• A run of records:
_ _ _ _

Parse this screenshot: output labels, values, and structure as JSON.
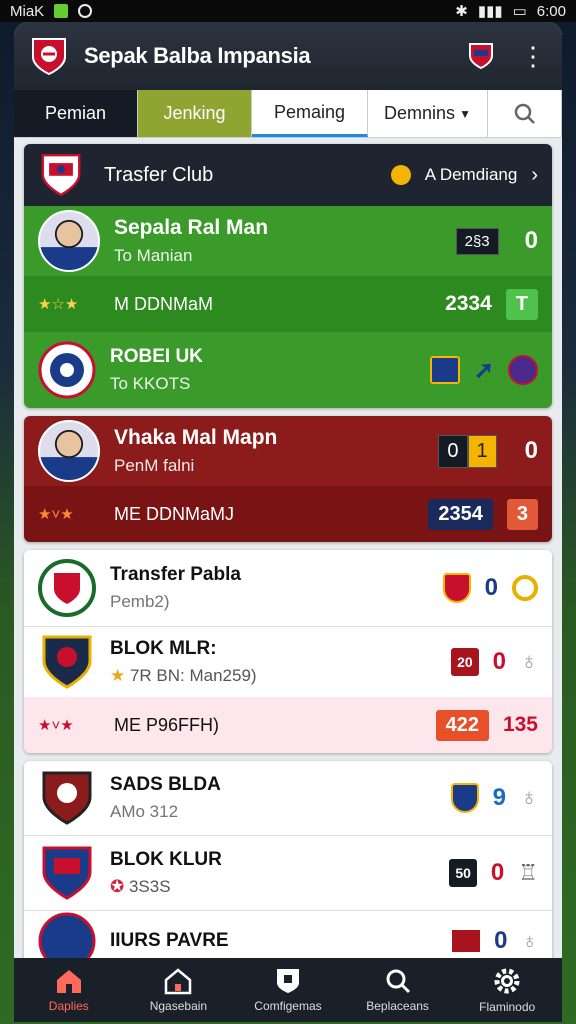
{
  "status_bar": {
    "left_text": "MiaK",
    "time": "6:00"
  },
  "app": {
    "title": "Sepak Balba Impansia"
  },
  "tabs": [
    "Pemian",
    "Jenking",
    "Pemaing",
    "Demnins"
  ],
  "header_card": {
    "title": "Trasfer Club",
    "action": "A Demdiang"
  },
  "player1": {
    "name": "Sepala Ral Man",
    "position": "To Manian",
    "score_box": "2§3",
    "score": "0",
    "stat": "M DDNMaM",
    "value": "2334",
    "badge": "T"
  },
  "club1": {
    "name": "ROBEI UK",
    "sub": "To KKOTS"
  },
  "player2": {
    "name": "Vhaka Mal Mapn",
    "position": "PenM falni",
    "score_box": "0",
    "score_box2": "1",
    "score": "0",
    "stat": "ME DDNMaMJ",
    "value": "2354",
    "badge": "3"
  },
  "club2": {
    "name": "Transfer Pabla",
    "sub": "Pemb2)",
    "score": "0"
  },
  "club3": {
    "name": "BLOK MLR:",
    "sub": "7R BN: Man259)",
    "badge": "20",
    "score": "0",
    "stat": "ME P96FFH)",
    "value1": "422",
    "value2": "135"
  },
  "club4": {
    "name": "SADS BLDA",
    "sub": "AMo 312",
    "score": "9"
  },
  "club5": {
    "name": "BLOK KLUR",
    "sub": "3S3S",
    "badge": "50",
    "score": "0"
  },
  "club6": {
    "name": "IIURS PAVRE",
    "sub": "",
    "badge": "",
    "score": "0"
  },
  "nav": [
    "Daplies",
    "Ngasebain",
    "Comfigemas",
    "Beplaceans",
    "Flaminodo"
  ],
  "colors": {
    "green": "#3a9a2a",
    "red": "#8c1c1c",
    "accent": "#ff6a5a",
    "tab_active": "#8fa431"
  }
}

_ _ _ _

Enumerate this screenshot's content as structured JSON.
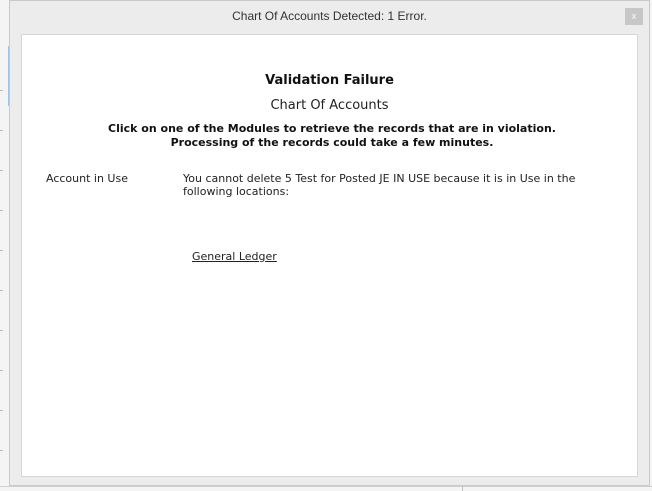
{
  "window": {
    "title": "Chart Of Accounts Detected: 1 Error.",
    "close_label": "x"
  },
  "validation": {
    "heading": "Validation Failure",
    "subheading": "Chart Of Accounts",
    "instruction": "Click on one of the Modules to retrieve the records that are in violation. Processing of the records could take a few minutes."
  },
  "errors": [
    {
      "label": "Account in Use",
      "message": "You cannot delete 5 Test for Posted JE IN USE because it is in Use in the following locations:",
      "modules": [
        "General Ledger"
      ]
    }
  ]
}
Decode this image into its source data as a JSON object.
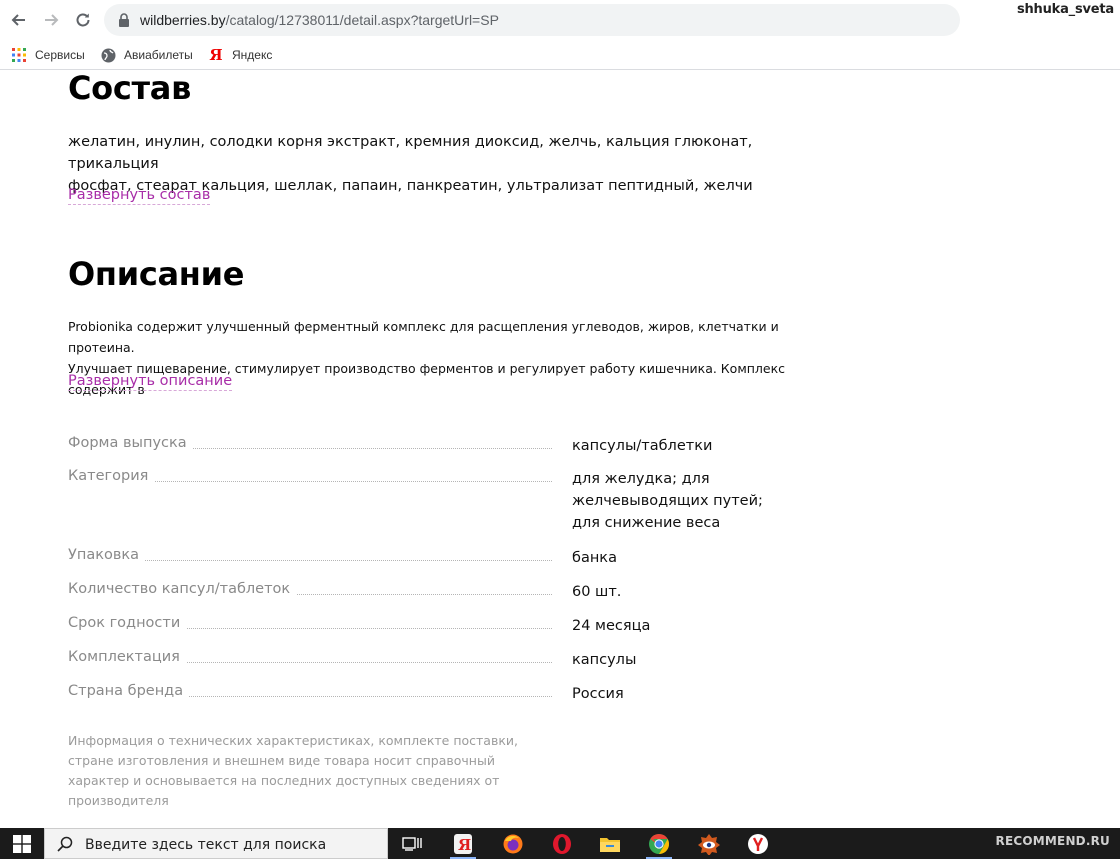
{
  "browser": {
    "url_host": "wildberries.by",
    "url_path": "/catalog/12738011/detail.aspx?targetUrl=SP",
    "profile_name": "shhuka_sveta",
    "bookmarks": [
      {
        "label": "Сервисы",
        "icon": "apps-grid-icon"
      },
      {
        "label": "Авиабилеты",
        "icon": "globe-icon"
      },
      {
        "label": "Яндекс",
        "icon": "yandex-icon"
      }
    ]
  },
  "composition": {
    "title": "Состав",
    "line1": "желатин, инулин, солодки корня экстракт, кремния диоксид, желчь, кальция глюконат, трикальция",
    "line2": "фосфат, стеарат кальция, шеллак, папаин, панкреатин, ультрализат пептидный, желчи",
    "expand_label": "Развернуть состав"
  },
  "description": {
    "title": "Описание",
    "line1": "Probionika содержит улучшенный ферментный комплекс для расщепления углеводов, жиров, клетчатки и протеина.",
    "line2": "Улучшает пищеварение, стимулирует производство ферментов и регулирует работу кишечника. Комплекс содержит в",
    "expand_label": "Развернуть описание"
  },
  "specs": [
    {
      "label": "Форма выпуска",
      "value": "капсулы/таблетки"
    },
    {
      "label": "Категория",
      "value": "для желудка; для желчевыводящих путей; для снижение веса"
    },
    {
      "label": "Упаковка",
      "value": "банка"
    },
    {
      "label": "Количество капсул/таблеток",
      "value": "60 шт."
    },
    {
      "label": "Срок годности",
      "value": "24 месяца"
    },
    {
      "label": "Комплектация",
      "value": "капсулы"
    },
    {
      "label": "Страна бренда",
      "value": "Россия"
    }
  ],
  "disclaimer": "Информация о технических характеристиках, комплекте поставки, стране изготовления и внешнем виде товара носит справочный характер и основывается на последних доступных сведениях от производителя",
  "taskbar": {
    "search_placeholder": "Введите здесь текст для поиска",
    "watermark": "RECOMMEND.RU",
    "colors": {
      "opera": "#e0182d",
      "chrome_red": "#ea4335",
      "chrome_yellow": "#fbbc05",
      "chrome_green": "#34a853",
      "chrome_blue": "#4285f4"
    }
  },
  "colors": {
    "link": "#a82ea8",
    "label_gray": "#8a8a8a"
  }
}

_ _ _ _

• WHAT IS REQUIRED: Search the data for "title". Copy every matching line.

• TASK SOLUTION:
    "title": "Sepak Balba Impansia"
    "title": "Trasfer Club",
    "title": "Chart Of Accounts Detected: 1 Error.",
    "title": "Состав",
    "title": "Описание",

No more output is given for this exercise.